# [OBJECTIVE]
All entries should be output exactly as they stand.

# [INFORMATION GIVEN]
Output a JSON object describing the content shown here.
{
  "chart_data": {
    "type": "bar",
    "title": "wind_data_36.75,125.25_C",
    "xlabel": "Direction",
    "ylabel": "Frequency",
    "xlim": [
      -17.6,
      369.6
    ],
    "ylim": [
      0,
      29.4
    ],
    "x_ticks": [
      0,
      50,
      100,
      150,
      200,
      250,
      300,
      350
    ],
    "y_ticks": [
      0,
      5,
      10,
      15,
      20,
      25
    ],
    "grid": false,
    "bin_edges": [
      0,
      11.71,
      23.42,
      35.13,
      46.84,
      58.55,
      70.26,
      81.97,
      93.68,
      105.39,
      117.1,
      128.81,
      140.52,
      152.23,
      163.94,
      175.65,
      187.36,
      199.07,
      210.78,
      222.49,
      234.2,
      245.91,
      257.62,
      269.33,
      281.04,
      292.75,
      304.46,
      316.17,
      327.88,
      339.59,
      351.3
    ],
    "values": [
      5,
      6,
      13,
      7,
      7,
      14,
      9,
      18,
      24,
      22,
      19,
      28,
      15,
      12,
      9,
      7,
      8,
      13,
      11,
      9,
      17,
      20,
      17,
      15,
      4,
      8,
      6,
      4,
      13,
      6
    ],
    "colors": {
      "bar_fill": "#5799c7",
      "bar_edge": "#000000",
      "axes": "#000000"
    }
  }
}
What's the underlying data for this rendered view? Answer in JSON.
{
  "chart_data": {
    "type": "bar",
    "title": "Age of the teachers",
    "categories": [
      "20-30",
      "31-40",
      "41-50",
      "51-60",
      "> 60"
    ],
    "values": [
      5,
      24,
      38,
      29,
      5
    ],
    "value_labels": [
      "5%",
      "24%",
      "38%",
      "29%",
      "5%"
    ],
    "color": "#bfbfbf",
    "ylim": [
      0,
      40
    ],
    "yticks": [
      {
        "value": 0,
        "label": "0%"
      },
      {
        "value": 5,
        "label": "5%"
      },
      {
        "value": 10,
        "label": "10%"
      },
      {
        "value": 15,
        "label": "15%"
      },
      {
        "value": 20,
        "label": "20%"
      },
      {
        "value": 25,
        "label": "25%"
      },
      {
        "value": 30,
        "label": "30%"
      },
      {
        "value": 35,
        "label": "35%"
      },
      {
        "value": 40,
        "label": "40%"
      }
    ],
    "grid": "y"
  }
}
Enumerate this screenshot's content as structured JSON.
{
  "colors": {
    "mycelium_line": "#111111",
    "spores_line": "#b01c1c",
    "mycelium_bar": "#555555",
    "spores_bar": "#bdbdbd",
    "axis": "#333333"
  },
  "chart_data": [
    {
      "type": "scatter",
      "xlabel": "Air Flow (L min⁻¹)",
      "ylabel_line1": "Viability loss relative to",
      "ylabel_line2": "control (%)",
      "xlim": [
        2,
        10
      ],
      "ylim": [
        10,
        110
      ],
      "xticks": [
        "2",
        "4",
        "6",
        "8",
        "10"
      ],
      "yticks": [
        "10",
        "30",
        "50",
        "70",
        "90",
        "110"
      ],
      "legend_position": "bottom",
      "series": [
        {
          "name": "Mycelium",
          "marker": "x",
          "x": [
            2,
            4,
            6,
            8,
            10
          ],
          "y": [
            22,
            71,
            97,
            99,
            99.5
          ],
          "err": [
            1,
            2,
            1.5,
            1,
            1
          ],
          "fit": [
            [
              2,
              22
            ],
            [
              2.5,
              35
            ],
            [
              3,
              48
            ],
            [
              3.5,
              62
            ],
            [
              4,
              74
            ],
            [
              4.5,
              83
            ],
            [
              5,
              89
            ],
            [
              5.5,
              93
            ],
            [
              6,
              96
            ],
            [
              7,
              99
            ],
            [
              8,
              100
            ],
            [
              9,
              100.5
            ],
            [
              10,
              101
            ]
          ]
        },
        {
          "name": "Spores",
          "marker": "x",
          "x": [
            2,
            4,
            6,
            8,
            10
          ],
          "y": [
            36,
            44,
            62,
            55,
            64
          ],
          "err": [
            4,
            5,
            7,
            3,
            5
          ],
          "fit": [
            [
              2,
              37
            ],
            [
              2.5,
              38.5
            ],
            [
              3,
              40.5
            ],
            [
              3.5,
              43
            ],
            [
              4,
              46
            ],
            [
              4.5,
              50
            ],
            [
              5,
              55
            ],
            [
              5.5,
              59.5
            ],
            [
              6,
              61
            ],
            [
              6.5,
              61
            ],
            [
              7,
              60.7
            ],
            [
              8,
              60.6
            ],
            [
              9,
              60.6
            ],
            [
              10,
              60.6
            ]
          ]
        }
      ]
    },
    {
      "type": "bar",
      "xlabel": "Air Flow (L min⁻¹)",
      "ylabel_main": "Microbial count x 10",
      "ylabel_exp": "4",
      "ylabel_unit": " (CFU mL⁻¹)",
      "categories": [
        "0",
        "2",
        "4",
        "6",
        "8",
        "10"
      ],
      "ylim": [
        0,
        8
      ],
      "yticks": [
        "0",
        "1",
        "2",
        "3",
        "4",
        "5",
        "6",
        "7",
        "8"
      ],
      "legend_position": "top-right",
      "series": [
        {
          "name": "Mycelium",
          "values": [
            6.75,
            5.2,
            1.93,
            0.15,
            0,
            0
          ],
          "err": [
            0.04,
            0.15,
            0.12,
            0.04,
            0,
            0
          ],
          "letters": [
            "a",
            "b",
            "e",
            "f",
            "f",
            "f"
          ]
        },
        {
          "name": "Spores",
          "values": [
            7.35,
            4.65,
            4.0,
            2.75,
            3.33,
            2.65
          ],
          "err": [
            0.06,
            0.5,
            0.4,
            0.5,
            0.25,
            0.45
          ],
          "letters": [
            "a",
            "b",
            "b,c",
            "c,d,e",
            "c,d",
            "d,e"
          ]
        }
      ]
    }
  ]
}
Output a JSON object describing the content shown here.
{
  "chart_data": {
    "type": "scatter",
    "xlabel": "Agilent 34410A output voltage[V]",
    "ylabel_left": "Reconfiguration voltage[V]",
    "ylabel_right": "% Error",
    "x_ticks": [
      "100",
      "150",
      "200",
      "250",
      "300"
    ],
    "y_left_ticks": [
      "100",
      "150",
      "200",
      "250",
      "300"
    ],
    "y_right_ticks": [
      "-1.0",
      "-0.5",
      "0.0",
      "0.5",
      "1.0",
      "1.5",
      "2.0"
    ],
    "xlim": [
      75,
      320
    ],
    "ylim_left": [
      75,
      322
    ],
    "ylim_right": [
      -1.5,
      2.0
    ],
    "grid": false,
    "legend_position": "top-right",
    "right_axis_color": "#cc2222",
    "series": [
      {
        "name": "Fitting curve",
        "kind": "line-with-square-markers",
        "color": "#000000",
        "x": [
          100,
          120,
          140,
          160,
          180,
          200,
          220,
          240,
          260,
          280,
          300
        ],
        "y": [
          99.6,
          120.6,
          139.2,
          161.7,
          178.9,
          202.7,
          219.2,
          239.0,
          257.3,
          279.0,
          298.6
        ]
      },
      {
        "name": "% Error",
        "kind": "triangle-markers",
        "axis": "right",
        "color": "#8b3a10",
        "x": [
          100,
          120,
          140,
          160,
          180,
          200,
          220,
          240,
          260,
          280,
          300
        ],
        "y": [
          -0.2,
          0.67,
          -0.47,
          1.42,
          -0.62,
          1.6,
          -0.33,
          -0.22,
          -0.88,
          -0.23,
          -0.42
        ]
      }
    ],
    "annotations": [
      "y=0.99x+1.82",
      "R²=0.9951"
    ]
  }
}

# [TASK ANSWER]
Output a JSON object describing the content shown here.
{
  "chart_data": {
    "type": "bar",
    "title": "wind_data_36.75,125.25_C",
    "xlabel": "Direction",
    "ylabel": "Frequency",
    "xlim": [
      -17.6,
      369.6
    ],
    "ylim": [
      0,
      29.4
    ],
    "x_ticks": [
      0,
      50,
      100,
      150,
      200,
      250,
      300,
      350
    ],
    "y_ticks": [
      0,
      5,
      10,
      15,
      20,
      25
    ],
    "grid": false,
    "bin_edges": [
      0,
      11.71,
      23.42,
      35.13,
      46.84,
      58.55,
      70.26,
      81.97,
      93.68,
      105.39,
      117.1,
      128.81,
      140.52,
      152.23,
      163.94,
      175.65,
      187.36,
      199.07,
      210.78,
      222.49,
      234.2,
      245.91,
      257.62,
      269.33,
      281.04,
      292.75,
      304.46,
      316.17,
      327.88,
      339.59,
      351.3
    ],
    "values": [
      5,
      6,
      13,
      7,
      7,
      14,
      9,
      18,
      24,
      22,
      19,
      28,
      15,
      12,
      9,
      7,
      8,
      13,
      11,
      9,
      17,
      20,
      17,
      15,
      4,
      8,
      6,
      4,
      13,
      6
    ],
    "colors": {
      "bar_fill": "#5799c7",
      "bar_edge": "#000000",
      "axes": "#000000"
    }
  }
}
What's the underlying data for this rendered view? Answer in JSON.
{
  "chart_data": {
    "type": "bar",
    "title": "Age of the teachers",
    "categories": [
      "20-30",
      "31-40",
      "41-50",
      "51-60",
      "> 60"
    ],
    "values": [
      5,
      24,
      38,
      29,
      5
    ],
    "value_labels": [
      "5%",
      "24%",
      "38%",
      "29%",
      "5%"
    ],
    "color": "#bfbfbf",
    "ylim": [
      0,
      40
    ],
    "yticks": [
      {
        "value": 0,
        "label": "0%"
      },
      {
        "value": 5,
        "label": "5%"
      },
      {
        "value": 10,
        "label": "10%"
      },
      {
        "value": 15,
        "label": "15%"
      },
      {
        "value": 20,
        "label": "20%"
      },
      {
        "value": 25,
        "label": "25%"
      },
      {
        "value": 30,
        "label": "30%"
      },
      {
        "value": 35,
        "label": "35%"
      },
      {
        "value": 40,
        "label": "40%"
      }
    ],
    "grid": "y"
  }
}
Enumerate this screenshot's content as structured JSON.
{
  "colors": {
    "mycelium_line": "#111111",
    "spores_line": "#b01c1c",
    "mycelium_bar": "#555555",
    "spores_bar": "#bdbdbd",
    "axis": "#333333"
  },
  "chart_data": [
    {
      "type": "scatter",
      "xlabel": "Air Flow (L min⁻¹)",
      "ylabel_line1": "Viability loss relative to",
      "ylabel_line2": "control (%)",
      "xlim": [
        2,
        10
      ],
      "ylim": [
        10,
        110
      ],
      "xticks": [
        "2",
        "4",
        "6",
        "8",
        "10"
      ],
      "yticks": [
        "10",
        "30",
        "50",
        "70",
        "90",
        "110"
      ],
      "legend_position": "bottom",
      "series": [
        {
          "name": "Mycelium",
          "marker": "x",
          "x": [
            2,
            4,
            6,
            8,
            10
          ],
          "y": [
            22,
            71,
            97,
            99,
            99.5
          ],
          "err": [
            1,
            2,
            1.5,
            1,
            1
          ],
          "fit": [
            [
              2,
              22
            ],
            [
              2.5,
              35
            ],
            [
              3,
              48
            ],
            [
              3.5,
              62
            ],
            [
              4,
              74
            ],
            [
              4.5,
              83
            ],
            [
              5,
              89
            ],
            [
              5.5,
              93
            ],
            [
              6,
              96
            ],
            [
              7,
              99
            ],
            [
              8,
              100
            ],
            [
              9,
              100.5
            ],
            [
              10,
              101
            ]
          ]
        },
        {
          "name": "Spores",
          "marker": "x",
          "x": [
            2,
            4,
            6,
            8,
            10
          ],
          "y": [
            36,
            44,
            62,
            55,
            64
          ],
          "err": [
            4,
            5,
            7,
            3,
            5
          ],
          "fit": [
            [
              2,
              37
            ],
            [
              2.5,
              38.5
            ],
            [
              3,
              40.5
            ],
            [
              3.5,
              43
            ],
            [
              4,
              46
            ],
            [
              4.5,
              50
            ],
            [
              5,
              55
            ],
            [
              5.5,
              59.5
            ],
            [
              6,
              61
            ],
            [
              6.5,
              61
            ],
            [
              7,
              60.7
            ],
            [
              8,
              60.6
            ],
            [
              9,
              60.6
            ],
            [
              10,
              60.6
            ]
          ]
        }
      ]
    },
    {
      "type": "bar",
      "xlabel": "Air Flow (L min⁻¹)",
      "ylabel_main": "Microbial count x 10",
      "ylabel_exp": "4",
      "ylabel_unit": " (CFU mL⁻¹)",
      "categories": [
        "0",
        "2",
        "4",
        "6",
        "8",
        "10"
      ],
      "ylim": [
        0,
        8
      ],
      "yticks": [
        "0",
        "1",
        "2",
        "3",
        "4",
        "5",
        "6",
        "7",
        "8"
      ],
      "legend_position": "top-right",
      "series": [
        {
          "name": "Mycelium",
          "values": [
            6.75,
            5.2,
            1.93,
            0.15,
            0,
            0
          ],
          "err": [
            0.04,
            0.15,
            0.12,
            0.04,
            0,
            0
          ],
          "letters": [
            "a",
            "b",
            "e",
            "f",
            "f",
            "f"
          ]
        },
        {
          "name": "Spores",
          "values": [
            7.35,
            4.65,
            4.0,
            2.75,
            3.33,
            2.65
          ],
          "err": [
            0.06,
            0.5,
            0.4,
            0.5,
            0.25,
            0.45
          ],
          "letters": [
            "a",
            "b",
            "b,c",
            "c,d,e",
            "c,d",
            "d,e"
          ]
        }
      ]
    }
  ]
}
Output a JSON object describing the content shown here.
{
  "chart_data": {
    "type": "scatter",
    "xlabel": "Agilent 34410A output voltage[V]",
    "ylabel_left": "Reconfiguration voltage[V]",
    "ylabel_right": "% Error",
    "x_ticks": [
      "100",
      "150",
      "200",
      "250",
      "300"
    ],
    "y_left_ticks": [
      "100",
      "150",
      "200",
      "250",
      "300"
    ],
    "y_right_ticks": [
      "-1.0",
      "-0.5",
      "0.0",
      "0.5",
      "1.0",
      "1.5",
      "2.0"
    ],
    "xlim": [
      75,
      320
    ],
    "ylim_left": [
      75,
      322
    ],
    "ylim_right": [
      -1.5,
      2.0
    ],
    "grid": false,
    "legend_position": "top-right",
    "right_axis_color": "#cc2222",
    "series": [
      {
        "name": "Fitting curve",
        "kind": "line-with-square-markers",
        "color": "#000000",
        "x": [
          100,
          120,
          140,
          160,
          180,
          200,
          220,
          240,
          260,
          280,
          300
        ],
        "y": [
          99.6,
          120.6,
          139.2,
          161.7,
          178.9,
          202.7,
          219.2,
          239.0,
          257.3,
          279.0,
          298.6
        ]
      },
      {
        "name": "% Error",
        "kind": "triangle-markers",
        "axis": "right",
        "color": "#8b3a10",
        "x": [
          100,
          120,
          140,
          160,
          180,
          200,
          220,
          240,
          260,
          280,
          300
        ],
        "y": [
          -0.2,
          0.67,
          -0.47,
          1.42,
          -0.62,
          1.6,
          -0.33,
          -0.22,
          -0.88,
          -0.23,
          -0.42
        ]
      }
    ],
    "annotations": [
      "y=0.99x+1.82",
      "R²=0.9951"
    ]
  }
}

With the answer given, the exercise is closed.